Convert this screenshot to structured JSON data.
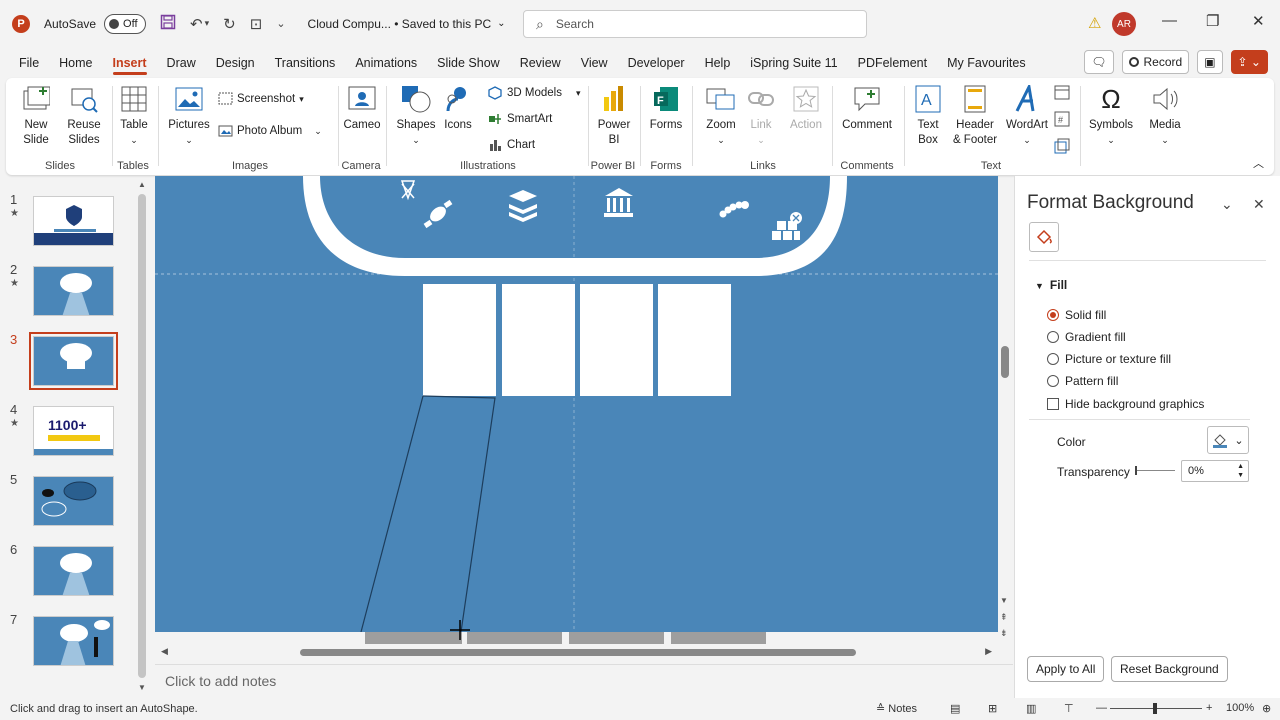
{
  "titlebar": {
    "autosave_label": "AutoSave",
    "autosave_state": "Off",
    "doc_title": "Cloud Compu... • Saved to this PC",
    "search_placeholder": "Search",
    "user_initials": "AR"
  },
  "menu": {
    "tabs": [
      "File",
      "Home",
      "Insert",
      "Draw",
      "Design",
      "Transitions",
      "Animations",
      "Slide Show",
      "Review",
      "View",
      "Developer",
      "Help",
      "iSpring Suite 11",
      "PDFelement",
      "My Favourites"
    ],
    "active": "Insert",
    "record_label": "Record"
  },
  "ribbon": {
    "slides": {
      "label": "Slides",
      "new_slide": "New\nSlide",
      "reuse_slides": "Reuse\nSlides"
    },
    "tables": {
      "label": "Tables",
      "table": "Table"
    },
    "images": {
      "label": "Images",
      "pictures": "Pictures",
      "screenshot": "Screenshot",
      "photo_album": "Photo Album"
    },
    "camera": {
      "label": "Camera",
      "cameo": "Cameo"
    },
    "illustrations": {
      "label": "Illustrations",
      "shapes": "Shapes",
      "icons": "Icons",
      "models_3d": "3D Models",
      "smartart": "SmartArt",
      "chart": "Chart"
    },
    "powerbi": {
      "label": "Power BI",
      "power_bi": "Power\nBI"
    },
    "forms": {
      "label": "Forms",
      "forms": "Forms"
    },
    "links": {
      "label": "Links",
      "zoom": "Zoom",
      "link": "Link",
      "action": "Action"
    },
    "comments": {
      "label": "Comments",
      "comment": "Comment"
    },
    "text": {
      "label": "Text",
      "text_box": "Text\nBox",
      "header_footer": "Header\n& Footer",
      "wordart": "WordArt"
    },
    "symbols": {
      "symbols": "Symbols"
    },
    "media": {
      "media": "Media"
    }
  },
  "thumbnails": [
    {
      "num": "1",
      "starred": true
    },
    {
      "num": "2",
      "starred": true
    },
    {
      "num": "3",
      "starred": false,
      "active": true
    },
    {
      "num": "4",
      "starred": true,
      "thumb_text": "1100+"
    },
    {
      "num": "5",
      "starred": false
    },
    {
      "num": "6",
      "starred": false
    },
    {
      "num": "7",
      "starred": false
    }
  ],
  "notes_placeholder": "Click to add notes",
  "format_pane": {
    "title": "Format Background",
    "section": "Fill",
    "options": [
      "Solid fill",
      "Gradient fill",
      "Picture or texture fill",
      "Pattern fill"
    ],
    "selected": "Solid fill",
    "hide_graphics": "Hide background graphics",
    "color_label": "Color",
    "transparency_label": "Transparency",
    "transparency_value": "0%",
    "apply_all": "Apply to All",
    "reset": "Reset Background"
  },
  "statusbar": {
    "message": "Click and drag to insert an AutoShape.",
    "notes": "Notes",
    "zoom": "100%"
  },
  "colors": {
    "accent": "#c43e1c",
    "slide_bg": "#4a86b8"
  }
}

###

STATED EXERCISE »
Write out the entries above verbatim; the pictures do not belong in your copy.

FINISHED ANSWER »
Convert this screenshot to structured JSON data.
{
  "titlebar": {
    "autosave_label": "AutoSave",
    "autosave_state": "Off",
    "doc_title": "Cloud Compu... • Saved to this PC",
    "search_placeholder": "Search",
    "user_initials": "AR"
  },
  "menu": {
    "tabs": [
      "File",
      "Home",
      "Insert",
      "Draw",
      "Design",
      "Transitions",
      "Animations",
      "Slide Show",
      "Review",
      "View",
      "Developer",
      "Help",
      "iSpring Suite 11",
      "PDFelement",
      "My Favourites"
    ],
    "active": "Insert",
    "record_label": "Record"
  },
  "ribbon": {
    "slides": {
      "label": "Slides",
      "new_slide": "New\nSlide",
      "reuse_slides": "Reuse\nSlides"
    },
    "tables": {
      "label": "Tables",
      "table": "Table"
    },
    "images": {
      "label": "Images",
      "pictures": "Pictures",
      "screenshot": "Screenshot",
      "photo_album": "Photo Album"
    },
    "camera": {
      "label": "Camera",
      "cameo": "Cameo"
    },
    "illustrations": {
      "label": "Illustrations",
      "shapes": "Shapes",
      "icons": "Icons",
      "models_3d": "3D Models",
      "smartart": "SmartArt",
      "chart": "Chart"
    },
    "powerbi": {
      "label": "Power BI",
      "power_bi": "Power\nBI"
    },
    "forms": {
      "label": "Forms",
      "forms": "Forms"
    },
    "links": {
      "label": "Links",
      "zoom": "Zoom",
      "link": "Link",
      "action": "Action"
    },
    "comments": {
      "label": "Comments",
      "comment": "Comment"
    },
    "text": {
      "label": "Text",
      "text_box": "Text\nBox",
      "header_footer": "Header\n& Footer",
      "wordart": "WordArt"
    },
    "symbols": {
      "symbols": "Symbols"
    },
    "media": {
      "media": "Media"
    }
  },
  "thumbnails": [
    {
      "num": "1",
      "starred": true
    },
    {
      "num": "2",
      "starred": true
    },
    {
      "num": "3",
      "starred": false,
      "active": true
    },
    {
      "num": "4",
      "starred": true,
      "thumb_text": "1100+"
    },
    {
      "num": "5",
      "starred": false
    },
    {
      "num": "6",
      "starred": false
    },
    {
      "num": "7",
      "starred": false
    }
  ],
  "notes_placeholder": "Click to add notes",
  "format_pane": {
    "title": "Format Background",
    "section": "Fill",
    "options": [
      "Solid fill",
      "Gradient fill",
      "Picture or texture fill",
      "Pattern fill"
    ],
    "selected": "Solid fill",
    "hide_graphics": "Hide background graphics",
    "color_label": "Color",
    "transparency_label": "Transparency",
    "transparency_value": "0%",
    "apply_all": "Apply to All",
    "reset": "Reset Background"
  },
  "statusbar": {
    "message": "Click and drag to insert an AutoShape.",
    "notes": "Notes",
    "zoom": "100%"
  },
  "colors": {
    "accent": "#c43e1c",
    "slide_bg": "#4a86b8"
  }
}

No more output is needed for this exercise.